* [Task statement]: Word for word, quote all of the material, omitting the pictures.

* [Data for processing]:
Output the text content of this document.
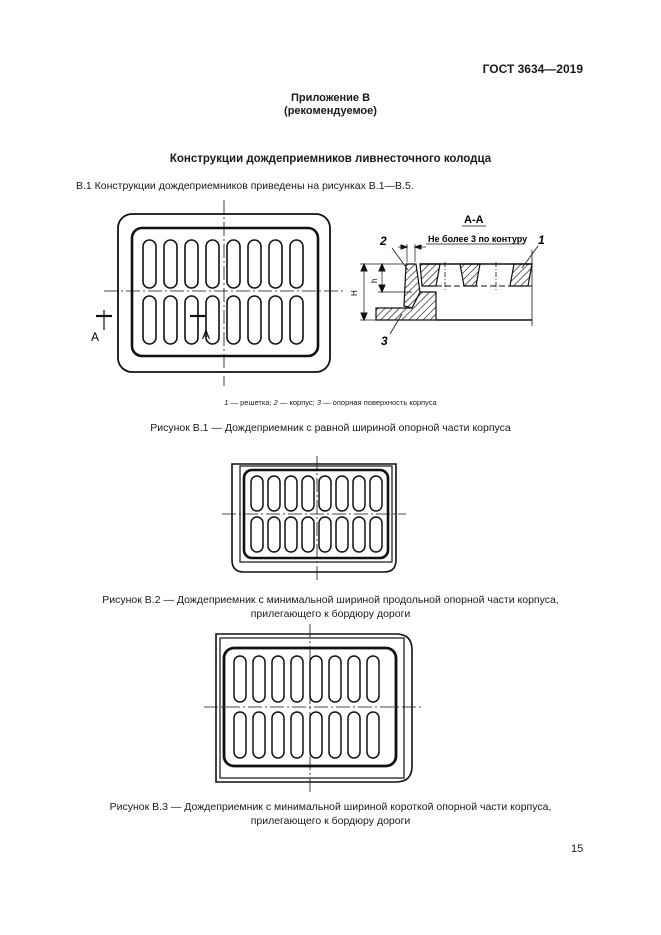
ГОСТ 3634—2019
Приложение В
(рекомендуемое)
Конструкции дождеприемников ливнесточного колодца
В.1 Конструкции дождеприемников приведены на рисунках В.1—В.5.
А	А
А-А
Не более 3 по контуру
2	1
3
H
h
1 — решетка; 2 — корпус; 3 — опорная поверхность корпуса
Рисунок В.1 — Дождеприемник с равной шириной опорной части корпуса
Рисунок В.2 — Дождеприемник с минимальной шириной продольной опорной части корпуса,
прилегающего к бордюру дороги
Рисунок В.3 — Дождеприемник с минимальной шириной короткой опорной части корпуса,
прилегающего к бордюру дороги
15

* [Solution for this task]:
Output the text content of this document.
ГОСТ 3634—2019
Приложение В
(рекомендуемое)
Конструкции дождеприемников ливнесточного колодца
В.1 Конструкции дождеприемников приведены на рисунках В.1—В.5.
А	А
А-А
Не более 3 по контуру
2	1
3
H
h
1 — решетка; 2 — корпус; 3 — опорная поверхность корпуса
Рисунок В.1 — Дождеприемник с равной шириной опорной части корпуса
Рисунок В.2 — Дождеприемник с минимальной шириной продольной опорной части корпуса,
прилегающего к бордюру дороги
Рисунок В.3 — Дождеприемник с минимальной шириной короткой опорной части корпуса,
прилегающего к бордюру дороги
15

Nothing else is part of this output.